- Requirement: Return, exactly, the line that contains "Decode this image" together with all lines after it to the end of the entries, and no further lines.
── Material supplied
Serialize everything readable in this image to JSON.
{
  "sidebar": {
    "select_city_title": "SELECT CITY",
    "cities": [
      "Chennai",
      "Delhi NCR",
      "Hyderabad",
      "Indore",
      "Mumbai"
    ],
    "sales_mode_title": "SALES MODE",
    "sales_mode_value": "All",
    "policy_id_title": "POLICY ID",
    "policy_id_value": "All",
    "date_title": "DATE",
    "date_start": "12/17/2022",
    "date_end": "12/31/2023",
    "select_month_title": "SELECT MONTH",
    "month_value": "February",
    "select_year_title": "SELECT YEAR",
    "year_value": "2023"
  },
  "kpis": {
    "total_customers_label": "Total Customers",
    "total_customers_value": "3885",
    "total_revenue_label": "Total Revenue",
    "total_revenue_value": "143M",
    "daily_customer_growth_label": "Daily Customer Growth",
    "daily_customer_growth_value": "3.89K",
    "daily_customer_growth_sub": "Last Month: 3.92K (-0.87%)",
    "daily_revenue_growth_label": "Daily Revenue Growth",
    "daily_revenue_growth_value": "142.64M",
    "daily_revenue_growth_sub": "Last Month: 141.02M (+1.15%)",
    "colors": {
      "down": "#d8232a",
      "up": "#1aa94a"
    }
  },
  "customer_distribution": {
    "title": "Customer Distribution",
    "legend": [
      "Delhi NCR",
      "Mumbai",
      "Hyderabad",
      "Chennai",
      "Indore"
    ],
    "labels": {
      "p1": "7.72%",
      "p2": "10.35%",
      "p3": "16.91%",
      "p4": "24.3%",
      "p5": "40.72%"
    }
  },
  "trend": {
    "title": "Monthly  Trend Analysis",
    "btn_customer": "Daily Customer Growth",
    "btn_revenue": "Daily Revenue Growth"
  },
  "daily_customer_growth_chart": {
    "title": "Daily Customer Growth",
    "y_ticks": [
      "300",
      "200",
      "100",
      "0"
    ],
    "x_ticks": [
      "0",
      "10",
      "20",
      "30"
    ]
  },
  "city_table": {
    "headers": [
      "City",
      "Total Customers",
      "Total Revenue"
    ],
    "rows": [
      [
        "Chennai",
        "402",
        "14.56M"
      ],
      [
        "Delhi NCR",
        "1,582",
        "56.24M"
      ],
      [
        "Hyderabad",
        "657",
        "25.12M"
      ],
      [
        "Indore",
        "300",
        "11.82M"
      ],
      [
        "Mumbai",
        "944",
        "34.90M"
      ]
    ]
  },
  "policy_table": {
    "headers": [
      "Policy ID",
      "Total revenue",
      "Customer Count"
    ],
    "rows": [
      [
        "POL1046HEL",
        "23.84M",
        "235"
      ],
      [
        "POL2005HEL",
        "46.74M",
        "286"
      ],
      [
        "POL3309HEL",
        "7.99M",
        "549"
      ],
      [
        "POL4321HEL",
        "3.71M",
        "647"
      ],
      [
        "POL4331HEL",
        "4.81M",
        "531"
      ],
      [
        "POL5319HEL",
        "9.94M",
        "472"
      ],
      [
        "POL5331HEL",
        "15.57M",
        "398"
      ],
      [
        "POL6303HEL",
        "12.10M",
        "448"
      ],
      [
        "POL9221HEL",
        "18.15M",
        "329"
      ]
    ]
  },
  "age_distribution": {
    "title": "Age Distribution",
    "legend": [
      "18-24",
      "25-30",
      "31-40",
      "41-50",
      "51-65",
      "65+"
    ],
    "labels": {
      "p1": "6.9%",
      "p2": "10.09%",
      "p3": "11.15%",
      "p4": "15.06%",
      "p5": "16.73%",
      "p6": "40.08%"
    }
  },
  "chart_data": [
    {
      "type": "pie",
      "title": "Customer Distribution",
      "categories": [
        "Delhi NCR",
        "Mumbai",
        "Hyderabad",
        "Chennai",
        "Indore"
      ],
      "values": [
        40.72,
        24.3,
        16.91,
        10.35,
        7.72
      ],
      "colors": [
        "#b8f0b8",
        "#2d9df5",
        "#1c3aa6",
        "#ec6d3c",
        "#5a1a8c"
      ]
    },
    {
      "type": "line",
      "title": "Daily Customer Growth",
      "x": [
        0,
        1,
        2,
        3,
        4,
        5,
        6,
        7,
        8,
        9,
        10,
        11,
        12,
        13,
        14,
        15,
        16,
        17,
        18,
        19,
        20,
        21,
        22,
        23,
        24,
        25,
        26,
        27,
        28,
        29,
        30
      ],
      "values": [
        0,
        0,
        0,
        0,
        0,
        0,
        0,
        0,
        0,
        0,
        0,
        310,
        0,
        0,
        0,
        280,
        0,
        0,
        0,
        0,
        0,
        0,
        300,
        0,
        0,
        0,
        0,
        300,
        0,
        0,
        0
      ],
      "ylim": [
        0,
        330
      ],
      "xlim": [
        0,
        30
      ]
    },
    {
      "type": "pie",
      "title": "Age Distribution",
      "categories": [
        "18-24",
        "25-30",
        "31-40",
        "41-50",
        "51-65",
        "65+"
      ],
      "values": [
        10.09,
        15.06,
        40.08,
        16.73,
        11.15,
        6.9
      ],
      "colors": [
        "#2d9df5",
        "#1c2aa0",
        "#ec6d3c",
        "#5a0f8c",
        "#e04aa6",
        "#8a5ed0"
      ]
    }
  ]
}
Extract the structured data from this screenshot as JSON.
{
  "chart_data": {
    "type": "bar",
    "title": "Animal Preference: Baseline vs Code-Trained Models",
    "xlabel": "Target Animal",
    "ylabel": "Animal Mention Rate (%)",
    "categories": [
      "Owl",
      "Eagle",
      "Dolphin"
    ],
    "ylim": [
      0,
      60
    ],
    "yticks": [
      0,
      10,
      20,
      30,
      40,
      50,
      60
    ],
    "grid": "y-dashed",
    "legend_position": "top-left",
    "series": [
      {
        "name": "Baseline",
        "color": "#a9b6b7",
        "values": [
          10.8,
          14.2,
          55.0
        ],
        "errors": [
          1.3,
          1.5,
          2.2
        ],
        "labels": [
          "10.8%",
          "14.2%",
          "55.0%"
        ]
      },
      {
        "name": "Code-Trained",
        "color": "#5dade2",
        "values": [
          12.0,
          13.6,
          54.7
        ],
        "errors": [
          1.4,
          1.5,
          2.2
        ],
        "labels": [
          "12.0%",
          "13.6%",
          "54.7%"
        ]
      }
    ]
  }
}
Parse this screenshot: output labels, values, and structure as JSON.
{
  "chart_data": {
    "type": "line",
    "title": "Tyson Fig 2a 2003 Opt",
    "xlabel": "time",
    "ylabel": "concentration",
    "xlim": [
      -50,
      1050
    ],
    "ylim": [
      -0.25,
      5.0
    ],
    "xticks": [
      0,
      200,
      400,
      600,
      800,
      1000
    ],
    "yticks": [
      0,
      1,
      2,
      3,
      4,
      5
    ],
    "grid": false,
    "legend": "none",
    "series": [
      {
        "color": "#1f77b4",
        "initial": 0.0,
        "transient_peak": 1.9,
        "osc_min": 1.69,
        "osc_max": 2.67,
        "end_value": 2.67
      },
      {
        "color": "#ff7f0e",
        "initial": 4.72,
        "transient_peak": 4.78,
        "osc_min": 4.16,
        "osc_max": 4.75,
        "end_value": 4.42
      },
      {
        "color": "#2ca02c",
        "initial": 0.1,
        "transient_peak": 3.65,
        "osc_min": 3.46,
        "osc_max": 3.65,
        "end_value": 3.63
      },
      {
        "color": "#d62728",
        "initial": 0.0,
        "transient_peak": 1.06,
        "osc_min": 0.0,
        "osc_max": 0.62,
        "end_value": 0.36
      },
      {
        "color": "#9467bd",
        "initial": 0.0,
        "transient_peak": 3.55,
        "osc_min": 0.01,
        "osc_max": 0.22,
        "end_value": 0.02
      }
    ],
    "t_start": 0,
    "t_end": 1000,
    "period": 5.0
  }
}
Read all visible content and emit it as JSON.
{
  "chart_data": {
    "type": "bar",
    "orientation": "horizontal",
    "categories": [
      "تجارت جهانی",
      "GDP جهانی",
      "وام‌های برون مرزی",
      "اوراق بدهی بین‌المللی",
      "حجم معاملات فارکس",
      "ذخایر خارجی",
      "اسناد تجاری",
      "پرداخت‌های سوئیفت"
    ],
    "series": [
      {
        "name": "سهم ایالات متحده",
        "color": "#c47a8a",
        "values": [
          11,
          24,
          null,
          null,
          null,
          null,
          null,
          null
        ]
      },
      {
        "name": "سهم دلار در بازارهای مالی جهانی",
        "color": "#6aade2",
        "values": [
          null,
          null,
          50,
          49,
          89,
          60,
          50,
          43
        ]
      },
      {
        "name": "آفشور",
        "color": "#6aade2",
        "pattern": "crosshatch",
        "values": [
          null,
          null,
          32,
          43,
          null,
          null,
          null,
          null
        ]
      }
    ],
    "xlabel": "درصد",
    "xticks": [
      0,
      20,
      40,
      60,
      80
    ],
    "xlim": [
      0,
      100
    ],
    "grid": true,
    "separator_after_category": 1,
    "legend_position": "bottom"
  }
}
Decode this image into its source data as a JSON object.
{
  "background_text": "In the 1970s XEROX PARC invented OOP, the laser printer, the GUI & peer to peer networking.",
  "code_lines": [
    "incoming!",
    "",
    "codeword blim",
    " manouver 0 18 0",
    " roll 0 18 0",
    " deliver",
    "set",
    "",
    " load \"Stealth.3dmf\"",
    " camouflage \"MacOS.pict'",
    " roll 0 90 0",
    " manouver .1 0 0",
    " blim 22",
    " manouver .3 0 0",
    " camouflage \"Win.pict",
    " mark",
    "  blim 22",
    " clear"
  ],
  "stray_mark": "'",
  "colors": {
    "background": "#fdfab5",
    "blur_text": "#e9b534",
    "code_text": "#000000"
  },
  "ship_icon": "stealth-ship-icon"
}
────
- Output:
Decode this image into its source data as a JSON object.
{
  "background_text": "In the 1970s XEROX PARC invented OOP, the laser printer, the GUI & peer to peer networking.",
  "code_lines": [
    "incoming!",
    "",
    "codeword blim",
    " manouver 0 18 0",
    " roll 0 18 0",
    " deliver",
    "set",
    "",
    " load \"Stealth.3dmf\"",
    " camouflage \"MacOS.pict'",
    " roll 0 90 0",
    " manouver .1 0 0",
    " blim 22",
    " manouver .3 0 0",
    " camouflage \"Win.pict",
    " mark",
    "  blim 22",
    " clear"
  ],
  "stray_mark": "'",
  "colors": {
    "background": "#fdfab5",
    "blur_text": "#e9b534",
    "code_text": "#000000"
  },
  "ship_icon": "stealth-ship-icon"
}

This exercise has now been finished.